What you have to do
What this exercise requires is a verbatim reproduction of the data below.

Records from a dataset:
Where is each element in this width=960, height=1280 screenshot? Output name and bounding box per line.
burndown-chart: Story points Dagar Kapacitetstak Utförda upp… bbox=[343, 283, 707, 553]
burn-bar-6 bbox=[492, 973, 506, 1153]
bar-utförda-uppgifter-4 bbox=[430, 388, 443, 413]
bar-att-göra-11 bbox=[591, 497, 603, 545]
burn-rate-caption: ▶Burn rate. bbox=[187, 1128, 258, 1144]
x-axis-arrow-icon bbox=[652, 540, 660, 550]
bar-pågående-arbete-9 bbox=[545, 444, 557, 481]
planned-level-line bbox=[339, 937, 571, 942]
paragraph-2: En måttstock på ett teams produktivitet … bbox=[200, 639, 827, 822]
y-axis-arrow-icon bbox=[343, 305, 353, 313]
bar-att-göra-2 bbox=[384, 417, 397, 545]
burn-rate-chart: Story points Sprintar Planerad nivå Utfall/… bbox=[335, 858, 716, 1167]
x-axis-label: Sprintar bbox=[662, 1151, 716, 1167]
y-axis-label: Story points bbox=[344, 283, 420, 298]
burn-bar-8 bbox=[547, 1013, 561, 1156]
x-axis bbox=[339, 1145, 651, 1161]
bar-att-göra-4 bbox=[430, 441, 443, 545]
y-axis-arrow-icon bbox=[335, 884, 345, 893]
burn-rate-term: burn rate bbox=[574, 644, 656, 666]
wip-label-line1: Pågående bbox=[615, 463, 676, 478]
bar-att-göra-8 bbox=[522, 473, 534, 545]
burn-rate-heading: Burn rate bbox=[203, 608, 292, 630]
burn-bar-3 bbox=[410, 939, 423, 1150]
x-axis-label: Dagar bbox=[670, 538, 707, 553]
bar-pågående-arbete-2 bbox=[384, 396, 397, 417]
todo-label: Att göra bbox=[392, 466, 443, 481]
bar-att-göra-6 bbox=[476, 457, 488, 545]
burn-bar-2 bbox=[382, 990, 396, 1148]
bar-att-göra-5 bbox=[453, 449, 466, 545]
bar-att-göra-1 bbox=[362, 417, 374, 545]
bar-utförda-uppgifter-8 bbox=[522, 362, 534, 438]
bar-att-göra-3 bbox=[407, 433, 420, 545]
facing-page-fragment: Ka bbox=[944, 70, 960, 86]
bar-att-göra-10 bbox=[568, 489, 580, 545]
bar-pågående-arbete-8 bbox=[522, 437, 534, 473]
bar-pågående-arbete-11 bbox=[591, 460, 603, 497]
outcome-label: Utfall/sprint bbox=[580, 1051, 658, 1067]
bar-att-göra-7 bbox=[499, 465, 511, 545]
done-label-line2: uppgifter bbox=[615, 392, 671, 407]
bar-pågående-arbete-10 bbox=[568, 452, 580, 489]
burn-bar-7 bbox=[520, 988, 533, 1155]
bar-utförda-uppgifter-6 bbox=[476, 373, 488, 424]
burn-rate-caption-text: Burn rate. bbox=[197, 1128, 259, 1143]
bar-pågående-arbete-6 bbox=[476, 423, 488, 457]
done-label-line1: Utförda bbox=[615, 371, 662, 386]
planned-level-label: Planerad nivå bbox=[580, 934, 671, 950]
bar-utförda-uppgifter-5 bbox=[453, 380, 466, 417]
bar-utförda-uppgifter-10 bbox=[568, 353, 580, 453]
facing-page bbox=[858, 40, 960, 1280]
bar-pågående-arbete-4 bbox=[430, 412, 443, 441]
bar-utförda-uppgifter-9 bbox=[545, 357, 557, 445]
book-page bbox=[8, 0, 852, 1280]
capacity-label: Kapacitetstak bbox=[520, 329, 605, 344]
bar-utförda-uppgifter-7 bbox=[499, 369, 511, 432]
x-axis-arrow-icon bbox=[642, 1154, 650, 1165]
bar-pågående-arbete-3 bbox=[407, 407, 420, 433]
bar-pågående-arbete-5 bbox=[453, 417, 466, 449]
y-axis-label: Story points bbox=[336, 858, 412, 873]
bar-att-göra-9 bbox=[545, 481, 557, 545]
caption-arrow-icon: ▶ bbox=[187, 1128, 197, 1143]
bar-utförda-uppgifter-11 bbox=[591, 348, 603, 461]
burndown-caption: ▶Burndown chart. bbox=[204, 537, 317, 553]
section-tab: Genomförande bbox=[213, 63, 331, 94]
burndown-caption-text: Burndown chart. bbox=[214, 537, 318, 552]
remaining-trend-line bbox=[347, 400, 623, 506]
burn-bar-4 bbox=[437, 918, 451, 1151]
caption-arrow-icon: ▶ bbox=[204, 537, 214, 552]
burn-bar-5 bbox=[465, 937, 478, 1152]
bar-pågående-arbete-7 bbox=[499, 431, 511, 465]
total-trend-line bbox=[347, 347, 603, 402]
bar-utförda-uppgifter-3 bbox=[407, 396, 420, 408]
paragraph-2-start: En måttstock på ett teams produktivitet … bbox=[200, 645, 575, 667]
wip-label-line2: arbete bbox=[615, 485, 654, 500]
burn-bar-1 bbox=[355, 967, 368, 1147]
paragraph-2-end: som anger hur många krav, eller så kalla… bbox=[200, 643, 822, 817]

Reply
Where is each element in this width=960, height=1280 screenshot? Output name and bounding box per line.
burndown-chart: Story points Dagar Kapacitetstak Utförda upp… bbox=[343, 283, 707, 553]
burn-bar-6 bbox=[492, 973, 506, 1153]
bar-utförda-uppgifter-4 bbox=[430, 388, 443, 413]
bar-att-göra-11 bbox=[591, 497, 603, 545]
burn-rate-caption: ▶Burn rate. bbox=[187, 1128, 258, 1144]
x-axis-arrow-icon bbox=[652, 540, 660, 550]
bar-pågående-arbete-9 bbox=[545, 444, 557, 481]
planned-level-line bbox=[339, 937, 571, 942]
paragraph-2: En måttstock på ett teams produktivitet … bbox=[200, 639, 827, 822]
y-axis-arrow-icon bbox=[343, 305, 353, 313]
bar-att-göra-2 bbox=[384, 417, 397, 545]
burn-rate-chart: Story points Sprintar Planerad nivå Utfall/… bbox=[335, 858, 716, 1167]
x-axis-label: Sprintar bbox=[662, 1151, 716, 1167]
y-axis-label: Story points bbox=[344, 283, 420, 298]
burn-bar-8 bbox=[547, 1013, 561, 1156]
x-axis bbox=[339, 1145, 651, 1161]
bar-att-göra-4 bbox=[430, 441, 443, 545]
y-axis-arrow-icon bbox=[335, 884, 345, 893]
burn-rate-term: burn rate bbox=[574, 644, 656, 666]
wip-label-line1: Pågående bbox=[615, 463, 676, 478]
bar-att-göra-8 bbox=[522, 473, 534, 545]
burn-rate-heading: Burn rate bbox=[203, 608, 292, 630]
burn-bar-3 bbox=[410, 939, 423, 1150]
x-axis-label: Dagar bbox=[670, 538, 707, 553]
bar-pågående-arbete-2 bbox=[384, 396, 397, 417]
todo-label: Att göra bbox=[392, 466, 443, 481]
bar-att-göra-6 bbox=[476, 457, 488, 545]
burn-bar-2 bbox=[382, 990, 396, 1148]
bar-att-göra-5 bbox=[453, 449, 466, 545]
bar-att-göra-1 bbox=[362, 417, 374, 545]
bar-utförda-uppgifter-8 bbox=[522, 362, 534, 438]
bar-att-göra-3 bbox=[407, 433, 420, 545]
facing-page-fragment: Ka bbox=[944, 70, 960, 86]
bar-att-göra-10 bbox=[568, 489, 580, 545]
bar-pågående-arbete-8 bbox=[522, 437, 534, 473]
bar-pågående-arbete-11 bbox=[591, 460, 603, 497]
outcome-label: Utfall/sprint bbox=[580, 1051, 658, 1067]
bar-att-göra-7 bbox=[499, 465, 511, 545]
done-label-line2: uppgifter bbox=[615, 392, 671, 407]
bar-pågående-arbete-10 bbox=[568, 452, 580, 489]
burn-bar-7 bbox=[520, 988, 533, 1155]
bar-utförda-uppgifter-6 bbox=[476, 373, 488, 424]
burn-rate-caption-text: Burn rate. bbox=[197, 1128, 259, 1143]
bar-pågående-arbete-6 bbox=[476, 423, 488, 457]
done-label-line1: Utförda bbox=[615, 371, 662, 386]
planned-level-label: Planerad nivå bbox=[580, 934, 671, 950]
bar-utförda-uppgifter-5 bbox=[453, 380, 466, 417]
bar-utförda-uppgifter-10 bbox=[568, 353, 580, 453]
facing-page bbox=[858, 40, 960, 1280]
bar-pågående-arbete-4 bbox=[430, 412, 443, 441]
bar-utförda-uppgifter-9 bbox=[545, 357, 557, 445]
book-page bbox=[8, 0, 852, 1280]
capacity-label: Kapacitetstak bbox=[520, 329, 605, 344]
bar-utförda-uppgifter-7 bbox=[499, 369, 511, 432]
x-axis-arrow-icon bbox=[642, 1154, 650, 1165]
bar-pågående-arbete-3 bbox=[407, 407, 420, 433]
bar-pågående-arbete-5 bbox=[453, 417, 466, 449]
y-axis-label: Story points bbox=[336, 858, 412, 873]
bar-att-göra-9 bbox=[545, 481, 557, 545]
caption-arrow-icon: ▶ bbox=[187, 1128, 197, 1143]
bar-utförda-uppgifter-11 bbox=[591, 348, 603, 461]
burndown-caption: ▶Burndown chart. bbox=[204, 537, 317, 553]
section-tab: Genomförande bbox=[213, 63, 331, 94]
burndown-caption-text: Burndown chart. bbox=[214, 537, 318, 552]
remaining-trend-line bbox=[347, 400, 623, 506]
burn-bar-4 bbox=[437, 918, 451, 1151]
caption-arrow-icon: ▶ bbox=[204, 537, 214, 552]
burn-bar-5 bbox=[465, 937, 478, 1152]
bar-pågående-arbete-7 bbox=[499, 431, 511, 465]
total-trend-line bbox=[347, 347, 603, 402]
bar-utförda-uppgifter-3 bbox=[407, 396, 420, 408]
paragraph-2-start: En måttstock på ett teams produktivitet … bbox=[200, 645, 575, 667]
wip-label-line2: arbete bbox=[615, 485, 654, 500]
burn-bar-1 bbox=[355, 967, 368, 1147]
paragraph-2-end: som anger hur många krav, eller så kalla… bbox=[200, 643, 822, 817]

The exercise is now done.